◆ Problem details ◆
Below is a listing; reproduce each line of it exactly.

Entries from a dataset

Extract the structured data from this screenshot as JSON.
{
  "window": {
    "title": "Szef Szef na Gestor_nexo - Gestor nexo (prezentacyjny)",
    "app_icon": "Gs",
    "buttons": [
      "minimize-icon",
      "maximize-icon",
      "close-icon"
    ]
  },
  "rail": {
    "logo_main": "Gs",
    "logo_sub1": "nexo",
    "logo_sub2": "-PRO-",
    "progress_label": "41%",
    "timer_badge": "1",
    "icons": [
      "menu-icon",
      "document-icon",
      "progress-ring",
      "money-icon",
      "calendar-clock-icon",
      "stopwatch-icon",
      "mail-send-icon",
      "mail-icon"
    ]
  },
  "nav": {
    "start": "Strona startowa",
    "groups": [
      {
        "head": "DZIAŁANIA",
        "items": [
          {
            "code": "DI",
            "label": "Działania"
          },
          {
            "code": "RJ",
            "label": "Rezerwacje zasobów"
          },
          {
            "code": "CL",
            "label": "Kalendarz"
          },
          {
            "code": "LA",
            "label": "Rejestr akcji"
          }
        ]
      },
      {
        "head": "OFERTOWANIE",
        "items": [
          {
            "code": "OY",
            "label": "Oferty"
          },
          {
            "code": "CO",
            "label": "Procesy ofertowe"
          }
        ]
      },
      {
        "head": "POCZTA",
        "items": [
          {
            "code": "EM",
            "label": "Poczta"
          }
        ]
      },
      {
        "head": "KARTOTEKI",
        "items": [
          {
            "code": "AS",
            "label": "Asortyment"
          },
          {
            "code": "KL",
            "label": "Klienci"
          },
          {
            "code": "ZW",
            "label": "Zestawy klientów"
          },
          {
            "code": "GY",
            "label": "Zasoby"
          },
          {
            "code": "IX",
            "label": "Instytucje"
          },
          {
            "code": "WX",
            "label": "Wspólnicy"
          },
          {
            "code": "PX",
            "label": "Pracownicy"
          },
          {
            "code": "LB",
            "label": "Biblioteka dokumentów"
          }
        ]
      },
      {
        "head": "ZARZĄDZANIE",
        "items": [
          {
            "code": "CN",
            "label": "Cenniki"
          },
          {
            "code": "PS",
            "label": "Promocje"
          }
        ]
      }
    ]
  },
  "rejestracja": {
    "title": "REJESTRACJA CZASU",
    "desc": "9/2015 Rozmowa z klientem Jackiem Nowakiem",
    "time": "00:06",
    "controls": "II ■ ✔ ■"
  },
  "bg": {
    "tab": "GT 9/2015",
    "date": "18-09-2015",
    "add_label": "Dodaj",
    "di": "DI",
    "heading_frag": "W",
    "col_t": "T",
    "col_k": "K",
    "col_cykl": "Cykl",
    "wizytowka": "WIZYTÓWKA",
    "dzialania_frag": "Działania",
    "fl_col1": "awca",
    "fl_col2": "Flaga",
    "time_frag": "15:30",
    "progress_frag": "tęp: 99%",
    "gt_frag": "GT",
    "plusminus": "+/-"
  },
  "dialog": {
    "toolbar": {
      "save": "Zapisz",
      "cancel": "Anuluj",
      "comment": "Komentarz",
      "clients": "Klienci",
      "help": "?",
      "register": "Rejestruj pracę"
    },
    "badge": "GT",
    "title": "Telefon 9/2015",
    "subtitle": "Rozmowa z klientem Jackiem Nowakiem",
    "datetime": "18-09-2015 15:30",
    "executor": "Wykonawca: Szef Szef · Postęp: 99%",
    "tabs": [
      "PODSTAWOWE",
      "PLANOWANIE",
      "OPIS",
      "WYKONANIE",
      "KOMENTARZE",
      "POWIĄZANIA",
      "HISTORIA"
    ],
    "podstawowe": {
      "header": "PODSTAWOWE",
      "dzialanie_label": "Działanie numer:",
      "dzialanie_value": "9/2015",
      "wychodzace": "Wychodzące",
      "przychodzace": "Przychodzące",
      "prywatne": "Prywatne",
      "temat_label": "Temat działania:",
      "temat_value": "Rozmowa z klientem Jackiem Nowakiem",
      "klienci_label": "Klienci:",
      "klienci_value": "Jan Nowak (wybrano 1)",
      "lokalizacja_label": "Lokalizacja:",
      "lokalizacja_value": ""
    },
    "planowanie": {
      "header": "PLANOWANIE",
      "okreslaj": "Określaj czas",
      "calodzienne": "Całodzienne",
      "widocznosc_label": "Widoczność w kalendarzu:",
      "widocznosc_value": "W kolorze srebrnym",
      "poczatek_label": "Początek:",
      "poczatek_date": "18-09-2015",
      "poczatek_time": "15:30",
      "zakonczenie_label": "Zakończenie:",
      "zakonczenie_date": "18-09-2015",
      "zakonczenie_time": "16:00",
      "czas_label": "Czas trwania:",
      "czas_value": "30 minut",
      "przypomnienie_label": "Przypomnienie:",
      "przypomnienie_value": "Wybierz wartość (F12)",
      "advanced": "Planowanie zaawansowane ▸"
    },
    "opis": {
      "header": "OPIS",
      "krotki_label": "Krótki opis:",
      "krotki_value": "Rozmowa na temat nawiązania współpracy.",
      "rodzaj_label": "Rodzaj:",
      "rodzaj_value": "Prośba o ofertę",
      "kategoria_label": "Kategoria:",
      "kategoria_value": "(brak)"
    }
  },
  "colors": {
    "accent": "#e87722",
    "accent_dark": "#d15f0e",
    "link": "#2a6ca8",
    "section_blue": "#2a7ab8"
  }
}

◆ Solution to this task ◆
Extract the structured data from this screenshot as JSON.
{
  "window": {
    "title": "Szef Szef na Gestor_nexo - Gestor nexo (prezentacyjny)",
    "app_icon": "Gs",
    "buttons": [
      "minimize-icon",
      "maximize-icon",
      "close-icon"
    ]
  },
  "rail": {
    "logo_main": "Gs",
    "logo_sub1": "nexo",
    "logo_sub2": "-PRO-",
    "progress_label": "41%",
    "timer_badge": "1",
    "icons": [
      "menu-icon",
      "document-icon",
      "progress-ring",
      "money-icon",
      "calendar-clock-icon",
      "stopwatch-icon",
      "mail-send-icon",
      "mail-icon"
    ]
  },
  "nav": {
    "start": "Strona startowa",
    "groups": [
      {
        "head": "DZIAŁANIA",
        "items": [
          {
            "code": "DI",
            "label": "Działania"
          },
          {
            "code": "RJ",
            "label": "Rezerwacje zasobów"
          },
          {
            "code": "CL",
            "label": "Kalendarz"
          },
          {
            "code": "LA",
            "label": "Rejestr akcji"
          }
        ]
      },
      {
        "head": "OFERTOWANIE",
        "items": [
          {
            "code": "OY",
            "label": "Oferty"
          },
          {
            "code": "CO",
            "label": "Procesy ofertowe"
          }
        ]
      },
      {
        "head": "POCZTA",
        "items": [
          {
            "code": "EM",
            "label": "Poczta"
          }
        ]
      },
      {
        "head": "KARTOTEKI",
        "items": [
          {
            "code": "AS",
            "label": "Asortyment"
          },
          {
            "code": "KL",
            "label": "Klienci"
          },
          {
            "code": "ZW",
            "label": "Zestawy klientów"
          },
          {
            "code": "GY",
            "label": "Zasoby"
          },
          {
            "code": "IX",
            "label": "Instytucje"
          },
          {
            "code": "WX",
            "label": "Wspólnicy"
          },
          {
            "code": "PX",
            "label": "Pracownicy"
          },
          {
            "code": "LB",
            "label": "Biblioteka dokumentów"
          }
        ]
      },
      {
        "head": "ZARZĄDZANIE",
        "items": [
          {
            "code": "CN",
            "label": "Cenniki"
          },
          {
            "code": "PS",
            "label": "Promocje"
          }
        ]
      }
    ]
  },
  "rejestracja": {
    "title": "REJESTRACJA CZASU",
    "desc": "9/2015 Rozmowa z klientem Jackiem Nowakiem",
    "time": "00:06",
    "controls": "II ■ ✔ ■"
  },
  "bg": {
    "tab": "GT 9/2015",
    "date": "18-09-2015",
    "add_label": "Dodaj",
    "di": "DI",
    "heading_frag": "W",
    "col_t": "T",
    "col_k": "K",
    "col_cykl": "Cykl",
    "wizytowka": "WIZYTÓWKA",
    "dzialania_frag": "Działania",
    "fl_col1": "awca",
    "fl_col2": "Flaga",
    "time_frag": "15:30",
    "progress_frag": "tęp: 99%",
    "gt_frag": "GT",
    "plusminus": "+/-"
  },
  "dialog": {
    "toolbar": {
      "save": "Zapisz",
      "cancel": "Anuluj",
      "comment": "Komentarz",
      "clients": "Klienci",
      "help": "?",
      "register": "Rejestruj pracę"
    },
    "badge": "GT",
    "title": "Telefon 9/2015",
    "subtitle": "Rozmowa z klientem Jackiem Nowakiem",
    "datetime": "18-09-2015 15:30",
    "executor": "Wykonawca: Szef Szef · Postęp: 99%",
    "tabs": [
      "PODSTAWOWE",
      "PLANOWANIE",
      "OPIS",
      "WYKONANIE",
      "KOMENTARZE",
      "POWIĄZANIA",
      "HISTORIA"
    ],
    "podstawowe": {
      "header": "PODSTAWOWE",
      "dzialanie_label": "Działanie numer:",
      "dzialanie_value": "9/2015",
      "wychodzace": "Wychodzące",
      "przychodzace": "Przychodzące",
      "prywatne": "Prywatne",
      "temat_label": "Temat działania:",
      "temat_value": "Rozmowa z klientem Jackiem Nowakiem",
      "klienci_label": "Klienci:",
      "klienci_value": "Jan Nowak (wybrano 1)",
      "lokalizacja_label": "Lokalizacja:",
      "lokalizacja_value": ""
    },
    "planowanie": {
      "header": "PLANOWANIE",
      "okreslaj": "Określaj czas",
      "calodzienne": "Całodzienne",
      "widocznosc_label": "Widoczność w kalendarzu:",
      "widocznosc_value": "W kolorze srebrnym",
      "poczatek_label": "Początek:",
      "poczatek_date": "18-09-2015",
      "poczatek_time": "15:30",
      "zakonczenie_label": "Zakończenie:",
      "zakonczenie_date": "18-09-2015",
      "zakonczenie_time": "16:00",
      "czas_label": "Czas trwania:",
      "czas_value": "30 minut",
      "przypomnienie_label": "Przypomnienie:",
      "przypomnienie_value": "Wybierz wartość (F12)",
      "advanced": "Planowanie zaawansowane ▸"
    },
    "opis": {
      "header": "OPIS",
      "krotki_label": "Krótki opis:",
      "krotki_value": "Rozmowa na temat nawiązania współpracy.",
      "rodzaj_label": "Rodzaj:",
      "rodzaj_value": "Prośba o ofertę",
      "kategoria_label": "Kategoria:",
      "kategoria_value": "(brak)"
    }
  },
  "colors": {
    "accent": "#e87722",
    "accent_dark": "#d15f0e",
    "link": "#2a6ca8",
    "section_blue": "#2a7ab8"
  }
}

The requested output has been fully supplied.